| Exercise |
Scan the material below for the string "Velocity", and copy every line where it shows up.

══════

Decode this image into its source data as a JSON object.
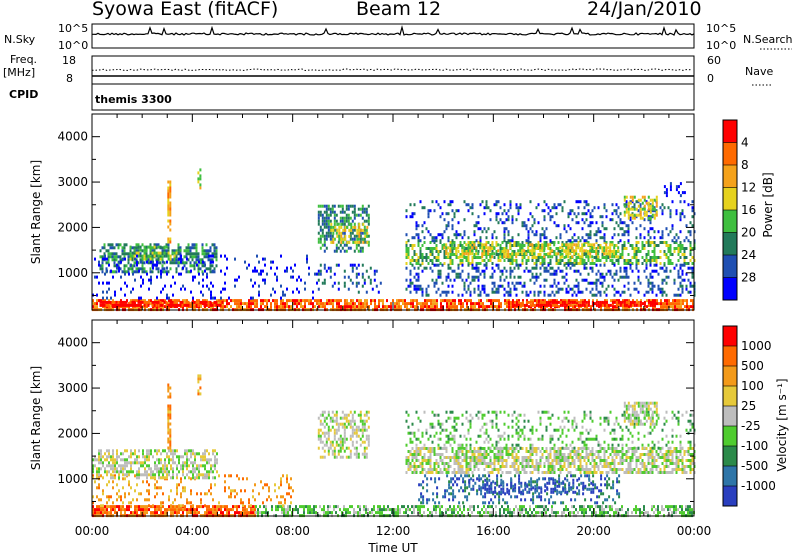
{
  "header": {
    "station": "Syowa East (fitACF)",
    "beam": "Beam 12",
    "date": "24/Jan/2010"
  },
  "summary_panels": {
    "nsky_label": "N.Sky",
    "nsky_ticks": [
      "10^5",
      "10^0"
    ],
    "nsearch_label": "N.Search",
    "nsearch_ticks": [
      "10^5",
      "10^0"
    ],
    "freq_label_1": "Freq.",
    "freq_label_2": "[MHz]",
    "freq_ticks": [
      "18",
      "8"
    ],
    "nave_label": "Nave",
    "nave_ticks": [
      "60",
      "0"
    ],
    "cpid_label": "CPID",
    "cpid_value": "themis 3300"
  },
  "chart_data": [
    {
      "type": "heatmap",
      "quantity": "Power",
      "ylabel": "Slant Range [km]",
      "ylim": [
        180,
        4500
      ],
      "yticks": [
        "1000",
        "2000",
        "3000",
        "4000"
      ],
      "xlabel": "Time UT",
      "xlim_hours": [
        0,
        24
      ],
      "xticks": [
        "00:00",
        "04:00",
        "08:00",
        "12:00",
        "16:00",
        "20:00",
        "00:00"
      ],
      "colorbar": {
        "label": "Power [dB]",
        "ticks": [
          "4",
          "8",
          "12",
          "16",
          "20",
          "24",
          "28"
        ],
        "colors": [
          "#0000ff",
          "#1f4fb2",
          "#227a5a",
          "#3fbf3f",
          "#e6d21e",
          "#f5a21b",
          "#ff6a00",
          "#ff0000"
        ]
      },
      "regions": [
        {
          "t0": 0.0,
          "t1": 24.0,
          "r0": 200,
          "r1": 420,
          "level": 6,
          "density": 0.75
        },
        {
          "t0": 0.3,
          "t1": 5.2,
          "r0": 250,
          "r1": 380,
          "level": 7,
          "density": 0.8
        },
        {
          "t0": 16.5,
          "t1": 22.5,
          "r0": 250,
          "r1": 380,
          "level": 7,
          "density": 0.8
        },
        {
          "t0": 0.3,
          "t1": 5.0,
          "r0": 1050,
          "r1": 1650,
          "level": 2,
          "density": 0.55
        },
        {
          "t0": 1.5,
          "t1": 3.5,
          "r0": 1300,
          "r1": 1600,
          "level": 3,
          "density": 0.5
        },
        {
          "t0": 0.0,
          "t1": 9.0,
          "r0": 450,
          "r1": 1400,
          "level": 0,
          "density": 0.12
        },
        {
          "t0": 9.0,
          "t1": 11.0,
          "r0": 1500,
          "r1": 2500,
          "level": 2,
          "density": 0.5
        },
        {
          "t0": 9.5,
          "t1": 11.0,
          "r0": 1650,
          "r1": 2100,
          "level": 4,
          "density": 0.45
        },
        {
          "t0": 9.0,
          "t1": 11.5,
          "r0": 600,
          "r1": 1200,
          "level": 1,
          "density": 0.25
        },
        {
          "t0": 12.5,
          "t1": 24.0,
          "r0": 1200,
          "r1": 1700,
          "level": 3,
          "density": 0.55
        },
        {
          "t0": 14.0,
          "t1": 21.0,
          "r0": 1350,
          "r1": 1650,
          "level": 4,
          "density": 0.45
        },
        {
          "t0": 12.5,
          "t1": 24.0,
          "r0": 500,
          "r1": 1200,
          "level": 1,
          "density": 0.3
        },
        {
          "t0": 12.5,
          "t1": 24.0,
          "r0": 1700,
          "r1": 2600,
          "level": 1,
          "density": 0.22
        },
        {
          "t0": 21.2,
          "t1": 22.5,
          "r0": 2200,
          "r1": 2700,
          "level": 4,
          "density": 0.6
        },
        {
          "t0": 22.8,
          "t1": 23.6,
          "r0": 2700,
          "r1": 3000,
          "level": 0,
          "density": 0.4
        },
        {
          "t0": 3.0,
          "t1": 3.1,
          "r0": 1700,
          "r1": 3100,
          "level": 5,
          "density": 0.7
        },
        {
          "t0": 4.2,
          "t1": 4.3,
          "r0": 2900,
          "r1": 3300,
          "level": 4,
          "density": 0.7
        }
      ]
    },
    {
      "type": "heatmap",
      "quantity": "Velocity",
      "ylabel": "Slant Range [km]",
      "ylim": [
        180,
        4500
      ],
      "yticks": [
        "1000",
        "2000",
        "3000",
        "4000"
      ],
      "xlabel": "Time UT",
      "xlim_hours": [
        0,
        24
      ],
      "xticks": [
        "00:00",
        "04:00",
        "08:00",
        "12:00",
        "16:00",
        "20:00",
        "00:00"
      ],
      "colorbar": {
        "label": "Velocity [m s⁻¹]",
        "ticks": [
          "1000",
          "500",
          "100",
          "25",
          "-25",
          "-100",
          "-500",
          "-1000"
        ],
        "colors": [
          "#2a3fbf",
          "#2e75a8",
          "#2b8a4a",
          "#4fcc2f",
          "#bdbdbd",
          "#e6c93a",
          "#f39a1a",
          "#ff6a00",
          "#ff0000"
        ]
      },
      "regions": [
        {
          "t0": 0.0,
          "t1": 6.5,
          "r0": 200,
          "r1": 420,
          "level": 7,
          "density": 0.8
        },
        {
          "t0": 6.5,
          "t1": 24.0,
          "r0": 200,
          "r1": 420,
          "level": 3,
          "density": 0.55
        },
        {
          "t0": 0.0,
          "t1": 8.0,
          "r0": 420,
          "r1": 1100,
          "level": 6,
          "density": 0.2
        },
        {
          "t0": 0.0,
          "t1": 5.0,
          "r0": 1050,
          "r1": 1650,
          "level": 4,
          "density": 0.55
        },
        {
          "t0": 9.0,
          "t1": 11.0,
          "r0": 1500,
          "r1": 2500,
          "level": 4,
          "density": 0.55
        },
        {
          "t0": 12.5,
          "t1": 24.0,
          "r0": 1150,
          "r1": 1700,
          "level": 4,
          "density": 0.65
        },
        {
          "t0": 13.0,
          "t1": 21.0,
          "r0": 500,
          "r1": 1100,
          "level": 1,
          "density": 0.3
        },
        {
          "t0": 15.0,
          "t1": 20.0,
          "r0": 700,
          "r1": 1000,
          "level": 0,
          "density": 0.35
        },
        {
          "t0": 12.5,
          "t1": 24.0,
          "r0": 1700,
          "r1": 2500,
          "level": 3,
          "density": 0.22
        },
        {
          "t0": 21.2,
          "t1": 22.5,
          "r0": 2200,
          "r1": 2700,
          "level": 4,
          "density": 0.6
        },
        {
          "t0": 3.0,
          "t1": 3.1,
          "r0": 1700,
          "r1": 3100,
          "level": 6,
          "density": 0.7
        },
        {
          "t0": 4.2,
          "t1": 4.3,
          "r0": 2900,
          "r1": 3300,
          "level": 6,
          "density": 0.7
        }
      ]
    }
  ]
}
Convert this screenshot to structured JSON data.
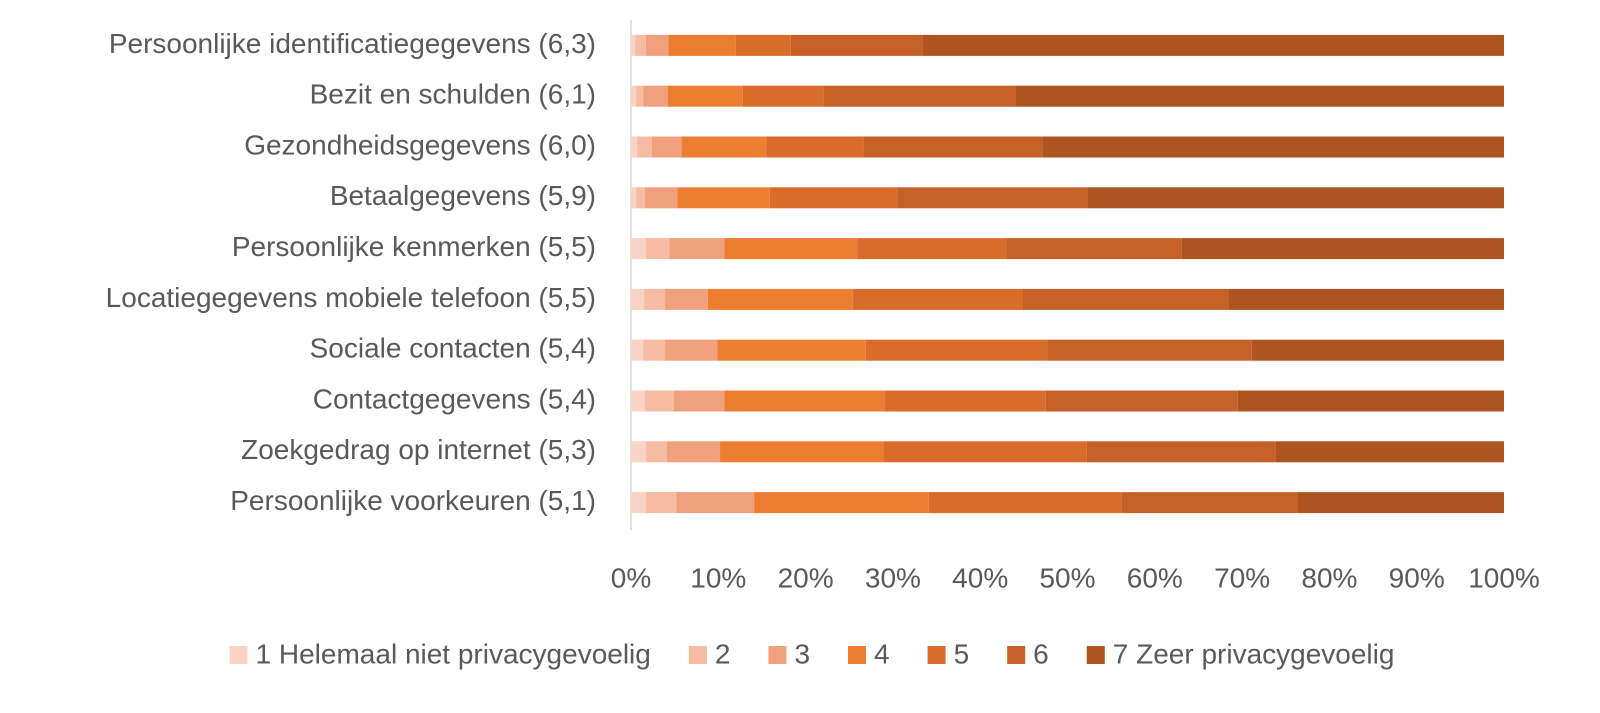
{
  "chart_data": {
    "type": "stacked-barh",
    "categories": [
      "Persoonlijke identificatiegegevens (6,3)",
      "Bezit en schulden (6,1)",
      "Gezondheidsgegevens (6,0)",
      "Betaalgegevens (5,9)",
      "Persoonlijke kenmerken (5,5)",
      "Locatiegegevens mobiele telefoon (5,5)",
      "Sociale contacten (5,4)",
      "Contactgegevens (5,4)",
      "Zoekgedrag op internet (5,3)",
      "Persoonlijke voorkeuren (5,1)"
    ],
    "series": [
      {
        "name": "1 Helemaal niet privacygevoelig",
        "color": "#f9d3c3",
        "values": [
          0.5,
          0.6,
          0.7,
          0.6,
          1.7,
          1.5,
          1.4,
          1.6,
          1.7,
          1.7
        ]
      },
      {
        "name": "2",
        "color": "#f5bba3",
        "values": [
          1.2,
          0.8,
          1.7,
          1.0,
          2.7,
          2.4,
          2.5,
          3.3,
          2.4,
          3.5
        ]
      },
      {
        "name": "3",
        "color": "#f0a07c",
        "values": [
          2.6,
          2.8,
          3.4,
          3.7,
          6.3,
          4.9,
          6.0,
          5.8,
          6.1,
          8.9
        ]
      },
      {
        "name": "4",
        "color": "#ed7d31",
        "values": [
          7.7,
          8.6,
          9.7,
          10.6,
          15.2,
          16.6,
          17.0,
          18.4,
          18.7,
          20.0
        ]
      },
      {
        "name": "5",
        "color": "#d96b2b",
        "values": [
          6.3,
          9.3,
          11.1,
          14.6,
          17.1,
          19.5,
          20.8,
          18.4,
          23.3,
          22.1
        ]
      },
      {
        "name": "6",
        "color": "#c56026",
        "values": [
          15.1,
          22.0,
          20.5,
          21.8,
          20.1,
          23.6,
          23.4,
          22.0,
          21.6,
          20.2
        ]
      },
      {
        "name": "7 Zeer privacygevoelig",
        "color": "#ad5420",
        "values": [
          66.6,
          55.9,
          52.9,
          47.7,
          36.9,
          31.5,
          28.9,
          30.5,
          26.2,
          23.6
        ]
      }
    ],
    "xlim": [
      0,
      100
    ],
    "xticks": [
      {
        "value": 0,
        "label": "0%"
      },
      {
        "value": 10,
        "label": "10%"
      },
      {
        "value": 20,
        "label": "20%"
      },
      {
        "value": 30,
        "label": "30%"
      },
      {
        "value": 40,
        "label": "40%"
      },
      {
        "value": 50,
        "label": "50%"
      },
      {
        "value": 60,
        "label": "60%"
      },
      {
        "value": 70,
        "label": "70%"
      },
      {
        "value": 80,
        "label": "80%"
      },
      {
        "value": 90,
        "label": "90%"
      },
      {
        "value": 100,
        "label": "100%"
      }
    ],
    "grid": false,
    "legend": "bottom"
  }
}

══════

| Response |
      "quantity": "Velocity",
        "label": "Velocity [m s⁻¹]",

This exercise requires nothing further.